Task to complete: Identify and pull out each line of the entries in which "Σπαρτιᾶτες" occurs.

>> BEGIN Recorded data

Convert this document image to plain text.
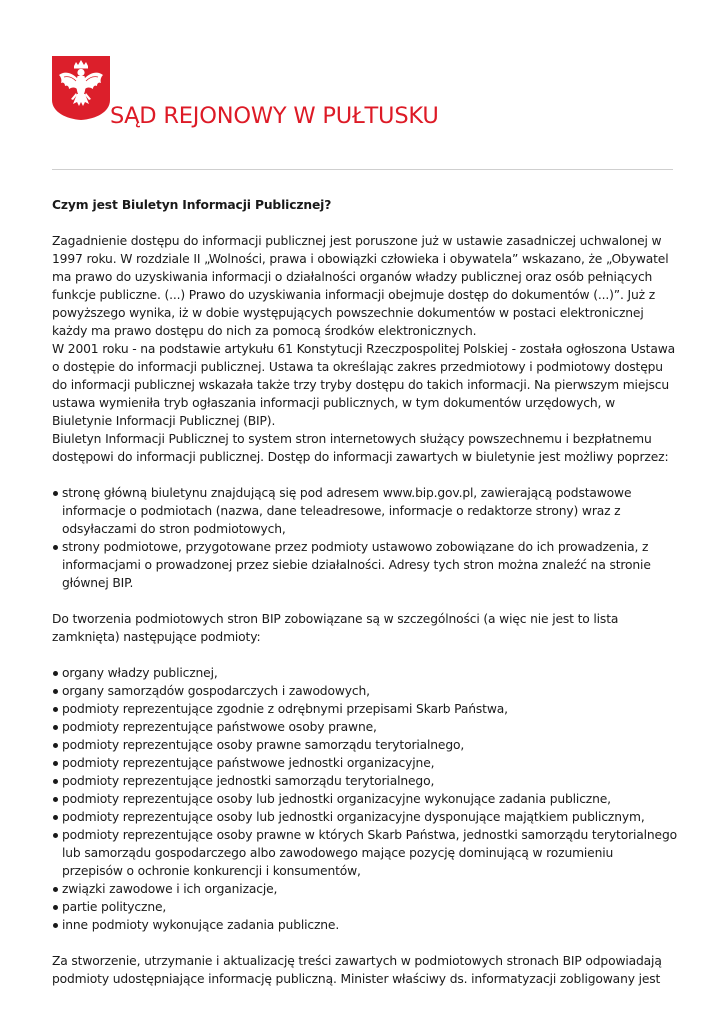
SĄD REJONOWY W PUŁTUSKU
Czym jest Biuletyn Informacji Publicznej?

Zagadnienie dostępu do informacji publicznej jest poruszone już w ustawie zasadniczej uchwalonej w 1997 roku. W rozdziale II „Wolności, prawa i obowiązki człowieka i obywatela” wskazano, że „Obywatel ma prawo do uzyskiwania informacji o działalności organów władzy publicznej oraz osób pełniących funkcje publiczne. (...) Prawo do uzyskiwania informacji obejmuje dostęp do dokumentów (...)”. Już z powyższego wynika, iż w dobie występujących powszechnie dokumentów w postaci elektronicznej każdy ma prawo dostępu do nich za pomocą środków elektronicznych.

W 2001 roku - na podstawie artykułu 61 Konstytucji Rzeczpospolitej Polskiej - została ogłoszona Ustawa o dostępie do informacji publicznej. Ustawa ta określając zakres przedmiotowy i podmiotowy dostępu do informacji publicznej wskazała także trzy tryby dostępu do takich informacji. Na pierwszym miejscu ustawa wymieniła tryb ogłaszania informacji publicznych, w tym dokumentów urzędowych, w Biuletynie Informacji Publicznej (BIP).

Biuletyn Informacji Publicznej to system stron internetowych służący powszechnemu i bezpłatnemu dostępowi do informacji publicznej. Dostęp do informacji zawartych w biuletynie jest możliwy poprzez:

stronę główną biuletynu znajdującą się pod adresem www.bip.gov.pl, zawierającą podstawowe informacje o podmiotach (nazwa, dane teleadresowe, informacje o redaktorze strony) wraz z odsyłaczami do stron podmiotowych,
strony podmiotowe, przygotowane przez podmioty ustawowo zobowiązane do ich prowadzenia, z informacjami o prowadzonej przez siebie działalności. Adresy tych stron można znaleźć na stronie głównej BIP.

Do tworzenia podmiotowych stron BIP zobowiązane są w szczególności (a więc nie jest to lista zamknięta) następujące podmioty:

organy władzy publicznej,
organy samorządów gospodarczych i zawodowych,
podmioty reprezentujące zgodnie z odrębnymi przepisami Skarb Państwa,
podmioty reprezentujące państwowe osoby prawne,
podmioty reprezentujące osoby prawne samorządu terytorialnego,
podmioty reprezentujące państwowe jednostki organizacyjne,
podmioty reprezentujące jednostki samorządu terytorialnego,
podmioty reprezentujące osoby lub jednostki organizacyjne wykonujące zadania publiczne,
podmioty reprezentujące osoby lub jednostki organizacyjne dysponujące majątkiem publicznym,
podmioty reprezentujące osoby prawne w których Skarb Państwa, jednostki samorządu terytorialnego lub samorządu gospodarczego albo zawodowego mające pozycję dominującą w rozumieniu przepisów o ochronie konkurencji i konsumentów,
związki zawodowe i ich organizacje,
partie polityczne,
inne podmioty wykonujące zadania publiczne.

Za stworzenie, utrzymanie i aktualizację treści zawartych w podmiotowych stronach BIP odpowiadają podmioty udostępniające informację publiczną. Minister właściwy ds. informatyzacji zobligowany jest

>> END Recorded data
>> BEGIN Recorded data

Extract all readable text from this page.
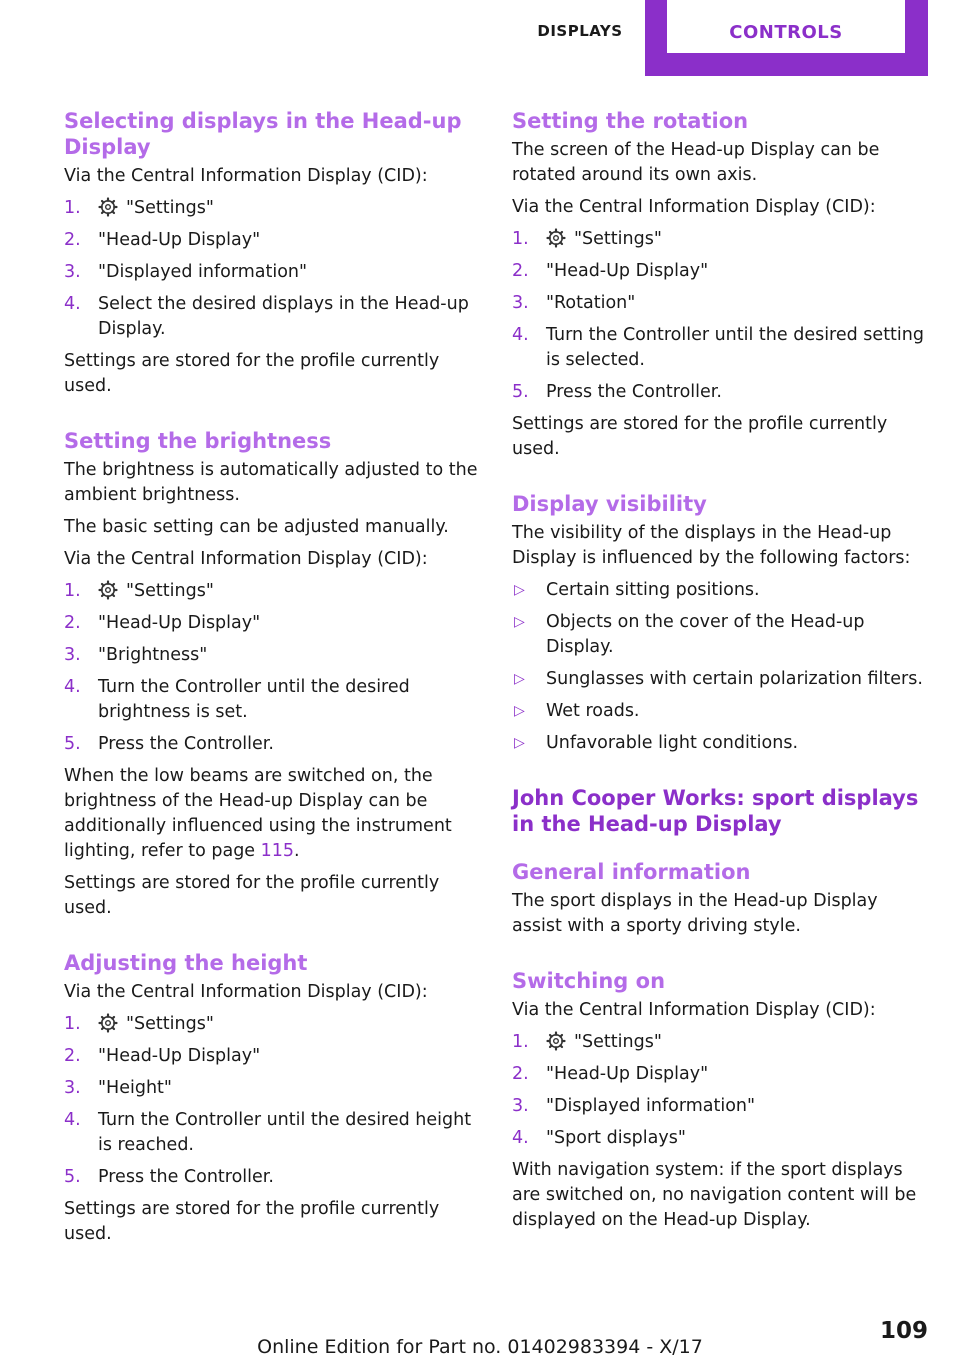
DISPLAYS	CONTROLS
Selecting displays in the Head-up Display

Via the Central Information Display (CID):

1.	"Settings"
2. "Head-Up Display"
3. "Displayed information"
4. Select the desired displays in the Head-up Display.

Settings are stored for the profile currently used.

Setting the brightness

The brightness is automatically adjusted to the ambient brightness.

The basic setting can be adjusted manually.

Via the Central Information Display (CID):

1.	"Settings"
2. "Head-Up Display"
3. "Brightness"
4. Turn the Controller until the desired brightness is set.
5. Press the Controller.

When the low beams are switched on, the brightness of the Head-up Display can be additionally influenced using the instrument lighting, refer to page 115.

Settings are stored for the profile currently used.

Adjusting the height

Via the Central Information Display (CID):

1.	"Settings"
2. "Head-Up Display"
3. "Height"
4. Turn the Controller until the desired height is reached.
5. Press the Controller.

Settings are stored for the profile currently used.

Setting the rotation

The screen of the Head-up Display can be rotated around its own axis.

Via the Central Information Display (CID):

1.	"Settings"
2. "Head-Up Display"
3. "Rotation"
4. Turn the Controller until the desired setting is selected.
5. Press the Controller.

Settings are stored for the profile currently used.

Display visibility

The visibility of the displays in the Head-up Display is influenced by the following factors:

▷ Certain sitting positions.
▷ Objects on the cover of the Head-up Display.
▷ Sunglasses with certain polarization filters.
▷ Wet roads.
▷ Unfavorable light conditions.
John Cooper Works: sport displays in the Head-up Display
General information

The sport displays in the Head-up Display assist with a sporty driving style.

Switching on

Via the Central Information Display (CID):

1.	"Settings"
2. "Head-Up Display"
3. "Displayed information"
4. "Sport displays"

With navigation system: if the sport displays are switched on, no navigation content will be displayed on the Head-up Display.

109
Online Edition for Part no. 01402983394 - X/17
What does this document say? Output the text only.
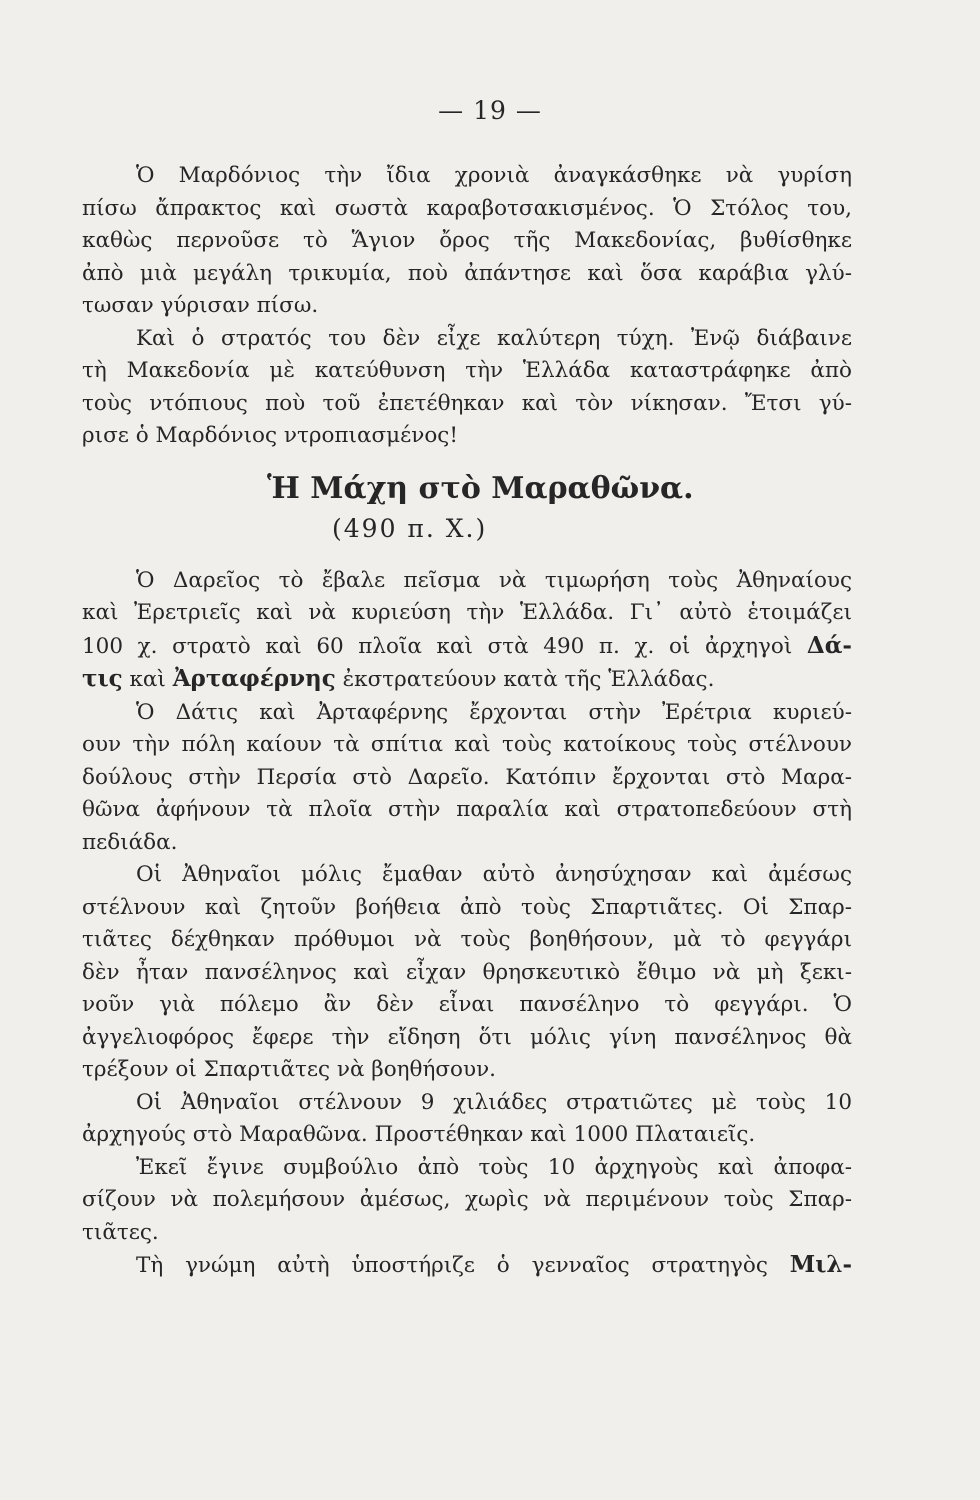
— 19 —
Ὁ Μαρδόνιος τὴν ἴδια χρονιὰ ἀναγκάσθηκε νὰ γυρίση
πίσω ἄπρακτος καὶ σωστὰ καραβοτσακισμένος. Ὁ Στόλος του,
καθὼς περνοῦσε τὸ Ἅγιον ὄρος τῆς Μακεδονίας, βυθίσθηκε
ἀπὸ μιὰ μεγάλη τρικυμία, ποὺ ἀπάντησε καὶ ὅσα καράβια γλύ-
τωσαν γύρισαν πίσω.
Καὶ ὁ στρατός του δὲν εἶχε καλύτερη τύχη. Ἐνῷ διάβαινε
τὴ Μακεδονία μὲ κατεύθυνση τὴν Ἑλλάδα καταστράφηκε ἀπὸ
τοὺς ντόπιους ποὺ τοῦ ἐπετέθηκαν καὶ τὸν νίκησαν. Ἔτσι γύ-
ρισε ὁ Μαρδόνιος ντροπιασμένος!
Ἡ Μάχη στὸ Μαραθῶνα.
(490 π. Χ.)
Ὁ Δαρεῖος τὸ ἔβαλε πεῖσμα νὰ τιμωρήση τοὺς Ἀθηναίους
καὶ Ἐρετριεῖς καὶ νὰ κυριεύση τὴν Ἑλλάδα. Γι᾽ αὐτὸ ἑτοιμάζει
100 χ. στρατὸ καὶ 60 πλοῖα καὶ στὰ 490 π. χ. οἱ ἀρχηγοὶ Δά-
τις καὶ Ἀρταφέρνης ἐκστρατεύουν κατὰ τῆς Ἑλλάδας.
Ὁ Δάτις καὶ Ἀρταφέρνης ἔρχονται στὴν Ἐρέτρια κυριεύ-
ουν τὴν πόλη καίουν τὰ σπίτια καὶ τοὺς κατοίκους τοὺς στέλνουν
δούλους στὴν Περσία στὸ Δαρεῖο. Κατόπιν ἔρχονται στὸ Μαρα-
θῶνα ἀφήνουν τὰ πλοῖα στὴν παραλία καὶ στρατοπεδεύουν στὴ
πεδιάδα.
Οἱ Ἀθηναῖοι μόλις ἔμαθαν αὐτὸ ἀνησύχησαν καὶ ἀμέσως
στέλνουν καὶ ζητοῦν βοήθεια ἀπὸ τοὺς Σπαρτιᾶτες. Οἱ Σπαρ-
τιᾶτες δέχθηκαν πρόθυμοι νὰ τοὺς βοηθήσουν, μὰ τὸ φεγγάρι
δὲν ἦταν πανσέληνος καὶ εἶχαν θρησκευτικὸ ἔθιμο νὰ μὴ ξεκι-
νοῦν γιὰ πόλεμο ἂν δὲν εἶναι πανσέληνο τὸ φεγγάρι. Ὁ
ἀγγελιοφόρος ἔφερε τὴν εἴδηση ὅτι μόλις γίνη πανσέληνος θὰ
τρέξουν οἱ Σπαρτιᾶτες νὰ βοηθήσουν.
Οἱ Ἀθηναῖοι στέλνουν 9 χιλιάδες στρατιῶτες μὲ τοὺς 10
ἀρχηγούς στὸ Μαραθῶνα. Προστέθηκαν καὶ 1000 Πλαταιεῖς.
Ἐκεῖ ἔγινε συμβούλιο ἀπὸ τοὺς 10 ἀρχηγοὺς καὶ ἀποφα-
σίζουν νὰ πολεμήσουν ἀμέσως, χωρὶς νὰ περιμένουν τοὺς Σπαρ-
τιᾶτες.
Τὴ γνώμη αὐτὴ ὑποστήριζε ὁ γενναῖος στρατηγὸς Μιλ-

>> END Recorded data

Written answer:
στέλνουν καὶ ζητοῦν βοήθεια ἀπὸ τοὺς Σπαρτιᾶτες. Οἱ Σπαρ-
τρέξουν οἱ Σπαρτιᾶτες νὰ βοηθήσουν.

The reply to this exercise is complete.